__WRITTEN INSTRUCTION__: Write out the entries again exactly as they are given.

— Begin STORED DATA —

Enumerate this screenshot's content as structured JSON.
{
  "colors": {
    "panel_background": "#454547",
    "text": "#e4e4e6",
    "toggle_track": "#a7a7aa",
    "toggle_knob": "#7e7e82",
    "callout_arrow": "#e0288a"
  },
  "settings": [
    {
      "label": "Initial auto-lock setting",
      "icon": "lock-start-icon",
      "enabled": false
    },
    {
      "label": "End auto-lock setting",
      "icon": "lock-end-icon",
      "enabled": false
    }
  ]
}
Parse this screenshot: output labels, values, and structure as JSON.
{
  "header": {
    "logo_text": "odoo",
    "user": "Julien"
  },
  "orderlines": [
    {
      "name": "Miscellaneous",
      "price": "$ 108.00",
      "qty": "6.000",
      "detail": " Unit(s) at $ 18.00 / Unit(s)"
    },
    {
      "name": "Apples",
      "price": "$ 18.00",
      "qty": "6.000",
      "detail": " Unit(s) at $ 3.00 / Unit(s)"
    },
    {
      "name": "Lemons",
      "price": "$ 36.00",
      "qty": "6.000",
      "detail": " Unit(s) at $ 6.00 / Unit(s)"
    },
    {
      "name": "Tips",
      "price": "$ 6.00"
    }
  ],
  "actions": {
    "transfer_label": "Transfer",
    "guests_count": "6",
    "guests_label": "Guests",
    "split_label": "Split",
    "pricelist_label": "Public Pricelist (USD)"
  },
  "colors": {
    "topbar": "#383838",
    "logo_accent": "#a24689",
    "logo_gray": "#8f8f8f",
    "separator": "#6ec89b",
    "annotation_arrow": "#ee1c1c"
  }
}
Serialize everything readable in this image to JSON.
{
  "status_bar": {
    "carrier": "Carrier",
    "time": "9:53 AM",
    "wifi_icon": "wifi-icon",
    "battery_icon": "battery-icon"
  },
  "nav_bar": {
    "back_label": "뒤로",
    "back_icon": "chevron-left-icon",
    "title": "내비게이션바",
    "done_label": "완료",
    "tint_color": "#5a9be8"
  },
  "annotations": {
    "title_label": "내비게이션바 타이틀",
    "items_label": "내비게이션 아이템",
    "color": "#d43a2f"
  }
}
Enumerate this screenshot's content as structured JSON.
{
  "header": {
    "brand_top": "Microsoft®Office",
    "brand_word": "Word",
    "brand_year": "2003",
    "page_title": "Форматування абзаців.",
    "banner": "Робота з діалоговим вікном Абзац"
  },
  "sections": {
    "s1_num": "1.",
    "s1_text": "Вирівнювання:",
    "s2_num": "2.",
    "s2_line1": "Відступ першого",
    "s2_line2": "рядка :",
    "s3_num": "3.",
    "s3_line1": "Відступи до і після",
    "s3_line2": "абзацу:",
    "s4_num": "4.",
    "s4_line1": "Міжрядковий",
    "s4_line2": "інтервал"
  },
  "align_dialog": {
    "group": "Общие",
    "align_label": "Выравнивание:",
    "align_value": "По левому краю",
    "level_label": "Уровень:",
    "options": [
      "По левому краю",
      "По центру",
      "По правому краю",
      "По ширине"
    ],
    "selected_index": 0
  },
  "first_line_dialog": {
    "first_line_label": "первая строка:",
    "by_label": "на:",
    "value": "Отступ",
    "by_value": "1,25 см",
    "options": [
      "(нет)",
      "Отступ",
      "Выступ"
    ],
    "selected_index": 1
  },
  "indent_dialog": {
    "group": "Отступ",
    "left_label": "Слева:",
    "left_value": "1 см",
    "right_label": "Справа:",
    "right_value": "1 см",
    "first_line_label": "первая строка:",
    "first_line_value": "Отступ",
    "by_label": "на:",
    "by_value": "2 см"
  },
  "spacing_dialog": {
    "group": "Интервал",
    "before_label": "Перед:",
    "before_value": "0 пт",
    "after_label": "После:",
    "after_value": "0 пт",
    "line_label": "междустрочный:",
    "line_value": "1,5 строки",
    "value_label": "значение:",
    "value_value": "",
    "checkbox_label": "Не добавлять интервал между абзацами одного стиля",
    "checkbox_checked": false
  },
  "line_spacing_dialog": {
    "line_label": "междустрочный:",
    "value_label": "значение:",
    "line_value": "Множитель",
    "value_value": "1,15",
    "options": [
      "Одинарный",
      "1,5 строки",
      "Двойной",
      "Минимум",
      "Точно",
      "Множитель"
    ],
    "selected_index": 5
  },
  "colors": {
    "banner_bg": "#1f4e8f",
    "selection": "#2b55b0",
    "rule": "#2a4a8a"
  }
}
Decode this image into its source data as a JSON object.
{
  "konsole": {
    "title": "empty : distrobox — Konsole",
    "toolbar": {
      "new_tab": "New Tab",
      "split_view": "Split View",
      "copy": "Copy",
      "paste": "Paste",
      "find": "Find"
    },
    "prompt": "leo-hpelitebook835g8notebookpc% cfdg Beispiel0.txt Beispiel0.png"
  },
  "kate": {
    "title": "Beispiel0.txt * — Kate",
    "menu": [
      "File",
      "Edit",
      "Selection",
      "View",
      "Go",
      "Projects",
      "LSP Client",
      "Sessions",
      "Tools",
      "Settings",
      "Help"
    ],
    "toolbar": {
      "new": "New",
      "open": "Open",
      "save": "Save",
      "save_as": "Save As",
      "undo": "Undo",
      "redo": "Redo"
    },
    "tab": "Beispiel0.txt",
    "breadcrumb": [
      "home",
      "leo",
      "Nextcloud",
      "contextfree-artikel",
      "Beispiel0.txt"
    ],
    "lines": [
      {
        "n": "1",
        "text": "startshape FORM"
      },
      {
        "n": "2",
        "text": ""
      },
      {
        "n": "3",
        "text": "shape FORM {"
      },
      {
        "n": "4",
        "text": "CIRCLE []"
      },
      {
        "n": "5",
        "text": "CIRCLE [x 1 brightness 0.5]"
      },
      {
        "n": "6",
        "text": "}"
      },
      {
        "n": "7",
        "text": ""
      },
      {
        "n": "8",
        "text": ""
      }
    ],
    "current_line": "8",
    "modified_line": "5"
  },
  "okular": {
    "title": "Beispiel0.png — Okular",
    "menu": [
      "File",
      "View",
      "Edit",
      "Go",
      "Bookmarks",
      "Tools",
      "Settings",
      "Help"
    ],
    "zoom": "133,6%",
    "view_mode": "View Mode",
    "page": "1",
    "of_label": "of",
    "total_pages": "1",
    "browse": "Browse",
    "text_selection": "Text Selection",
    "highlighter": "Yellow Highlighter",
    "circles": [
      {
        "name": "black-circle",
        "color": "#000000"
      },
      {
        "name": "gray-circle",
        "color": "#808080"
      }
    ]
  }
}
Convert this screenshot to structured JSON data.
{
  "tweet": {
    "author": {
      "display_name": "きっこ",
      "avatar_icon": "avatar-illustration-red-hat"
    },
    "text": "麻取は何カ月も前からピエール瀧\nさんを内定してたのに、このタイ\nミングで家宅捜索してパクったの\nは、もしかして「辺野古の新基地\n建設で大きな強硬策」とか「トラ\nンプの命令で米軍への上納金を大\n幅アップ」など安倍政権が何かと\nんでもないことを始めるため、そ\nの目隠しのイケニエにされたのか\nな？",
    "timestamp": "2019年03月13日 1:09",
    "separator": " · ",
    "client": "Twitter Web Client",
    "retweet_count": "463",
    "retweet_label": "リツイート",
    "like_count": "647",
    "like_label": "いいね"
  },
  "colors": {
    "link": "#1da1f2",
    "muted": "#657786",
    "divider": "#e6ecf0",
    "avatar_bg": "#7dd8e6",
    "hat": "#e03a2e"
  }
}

— End STORED DATA —

__RESPONSE TO THIS EXERCISE__:
Enumerate this screenshot's content as structured JSON.
{
  "colors": {
    "panel_background": "#454547",
    "text": "#e4e4e6",
    "toggle_track": "#a7a7aa",
    "toggle_knob": "#7e7e82",
    "callout_arrow": "#e0288a"
  },
  "settings": [
    {
      "label": "Initial auto-lock setting",
      "icon": "lock-start-icon",
      "enabled": false
    },
    {
      "label": "End auto-lock setting",
      "icon": "lock-end-icon",
      "enabled": false
    }
  ]
}
Parse this screenshot: output labels, values, and structure as JSON.
{
  "header": {
    "logo_text": "odoo",
    "user": "Julien"
  },
  "orderlines": [
    {
      "name": "Miscellaneous",
      "price": "$ 108.00",
      "qty": "6.000",
      "detail": " Unit(s) at $ 18.00 / Unit(s)"
    },
    {
      "name": "Apples",
      "price": "$ 18.00",
      "qty": "6.000",
      "detail": " Unit(s) at $ 3.00 / Unit(s)"
    },
    {
      "name": "Lemons",
      "price": "$ 36.00",
      "qty": "6.000",
      "detail": " Unit(s) at $ 6.00 / Unit(s)"
    },
    {
      "name": "Tips",
      "price": "$ 6.00"
    }
  ],
  "actions": {
    "transfer_label": "Transfer",
    "guests_count": "6",
    "guests_label": "Guests",
    "split_label": "Split",
    "pricelist_label": "Public Pricelist (USD)"
  },
  "colors": {
    "topbar": "#383838",
    "logo_accent": "#a24689",
    "logo_gray": "#8f8f8f",
    "separator": "#6ec89b",
    "annotation_arrow": "#ee1c1c"
  }
}
Serialize everything readable in this image to JSON.
{
  "status_bar": {
    "carrier": "Carrier",
    "time": "9:53 AM",
    "wifi_icon": "wifi-icon",
    "battery_icon": "battery-icon"
  },
  "nav_bar": {
    "back_label": "뒤로",
    "back_icon": "chevron-left-icon",
    "title": "내비게이션바",
    "done_label": "완료",
    "tint_color": "#5a9be8"
  },
  "annotations": {
    "title_label": "내비게이션바 타이틀",
    "items_label": "내비게이션 아이템",
    "color": "#d43a2f"
  }
}
Enumerate this screenshot's content as structured JSON.
{
  "header": {
    "brand_top": "Microsoft®Office",
    "brand_word": "Word",
    "brand_year": "2003",
    "page_title": "Форматування абзаців.",
    "banner": "Робота з діалоговим вікном Абзац"
  },
  "sections": {
    "s1_num": "1.",
    "s1_text": "Вирівнювання:",
    "s2_num": "2.",
    "s2_line1": "Відступ першого",
    "s2_line2": "рядка :",
    "s3_num": "3.",
    "s3_line1": "Відступи до і після",
    "s3_line2": "абзацу:",
    "s4_num": "4.",
    "s4_line1": "Міжрядковий",
    "s4_line2": "інтервал"
  },
  "align_dialog": {
    "group": "Общие",
    "align_label": "Выравнивание:",
    "align_value": "По левому краю",
    "level_label": "Уровень:",
    "options": [
      "По левому краю",
      "По центру",
      "По правому краю",
      "По ширине"
    ],
    "selected_index": 0
  },
  "first_line_dialog": {
    "first_line_label": "первая строка:",
    "by_label": "на:",
    "value": "Отступ",
    "by_value": "1,25 см",
    "options": [
      "(нет)",
      "Отступ",
      "Выступ"
    ],
    "selected_index": 1
  },
  "indent_dialog": {
    "group": "Отступ",
    "left_label": "Слева:",
    "left_value": "1 см",
    "right_label": "Справа:",
    "right_value": "1 см",
    "first_line_label": "первая строка:",
    "first_line_value": "Отступ",
    "by_label": "на:",
    "by_value": "2 см"
  },
  "spacing_dialog": {
    "group": "Интервал",
    "before_label": "Перед:",
    "before_value": "0 пт",
    "after_label": "После:",
    "after_value": "0 пт",
    "line_label": "междустрочный:",
    "line_value": "1,5 строки",
    "value_label": "значение:",
    "value_value": "",
    "checkbox_label": "Не добавлять интервал между абзацами одного стиля",
    "checkbox_checked": false
  },
  "line_spacing_dialog": {
    "line_label": "междустрочный:",
    "value_label": "значение:",
    "line_value": "Множитель",
    "value_value": "1,15",
    "options": [
      "Одинарный",
      "1,5 строки",
      "Двойной",
      "Минимум",
      "Точно",
      "Множитель"
    ],
    "selected_index": 5
  },
  "colors": {
    "banner_bg": "#1f4e8f",
    "selection": "#2b55b0",
    "rule": "#2a4a8a"
  }
}
Decode this image into its source data as a JSON object.
{
  "konsole": {
    "title": "empty : distrobox — Konsole",
    "toolbar": {
      "new_tab": "New Tab",
      "split_view": "Split View",
      "copy": "Copy",
      "paste": "Paste",
      "find": "Find"
    },
    "prompt": "leo-hpelitebook835g8notebookpc% cfdg Beispiel0.txt Beispiel0.png"
  },
  "kate": {
    "title": "Beispiel0.txt * — Kate",
    "menu": [
      "File",
      "Edit",
      "Selection",
      "View",
      "Go",
      "Projects",
      "LSP Client",
      "Sessions",
      "Tools",
      "Settings",
      "Help"
    ],
    "toolbar": {
      "new": "New",
      "open": "Open",
      "save": "Save",
      "save_as": "Save As",
      "undo": "Undo",
      "redo": "Redo"
    },
    "tab": "Beispiel0.txt",
    "breadcrumb": [
      "home",
      "leo",
      "Nextcloud",
      "contextfree-artikel",
      "Beispiel0.txt"
    ],
    "lines": [
      {
        "n": "1",
        "text": "startshape FORM"
      },
      {
        "n": "2",
        "text": ""
      },
      {
        "n": "3",
        "text": "shape FORM {"
      },
      {
        "n": "4",
        "text": "CIRCLE []"
      },
      {
        "n": "5",
        "text": "CIRCLE [x 1 brightness 0.5]"
      },
      {
        "n": "6",
        "text": "}"
      },
      {
        "n": "7",
        "text": ""
      },
      {
        "n": "8",
        "text": ""
      }
    ],
    "current_line": "8",
    "modified_line": "5"
  },
  "okular": {
    "title": "Beispiel0.png — Okular",
    "menu": [
      "File",
      "View",
      "Edit",
      "Go",
      "Bookmarks",
      "Tools",
      "Settings",
      "Help"
    ],
    "zoom": "133,6%",
    "view_mode": "View Mode",
    "page": "1",
    "of_label": "of",
    "total_pages": "1",
    "browse": "Browse",
    "text_selection": "Text Selection",
    "highlighter": "Yellow Highlighter",
    "circles": [
      {
        "name": "black-circle",
        "color": "#000000"
      },
      {
        "name": "gray-circle",
        "color": "#808080"
      }
    ]
  }
}
Convert this screenshot to structured JSON data.
{
  "tweet": {
    "author": {
      "display_name": "きっこ",
      "avatar_icon": "avatar-illustration-red-hat"
    },
    "text": "麻取は何カ月も前からピエール瀧\nさんを内定してたのに、このタイ\nミングで家宅捜索してパクったの\nは、もしかして「辺野古の新基地\n建設で大きな強硬策」とか「トラ\nンプの命令で米軍への上納金を大\n幅アップ」など安倍政権が何かと\nんでもないことを始めるため、そ\nの目隠しのイケニエにされたのか\nな？",
    "timestamp": "2019年03月13日 1:09",
    "separator": " · ",
    "client": "Twitter Web Client",
    "retweet_count": "463",
    "retweet_label": "リツイート",
    "like_count": "647",
    "like_label": "いいね"
  },
  "colors": {
    "link": "#1da1f2",
    "muted": "#657786",
    "divider": "#e6ecf0",
    "avatar_bg": "#7dd8e6",
    "hat": "#e03a2e"
  }
}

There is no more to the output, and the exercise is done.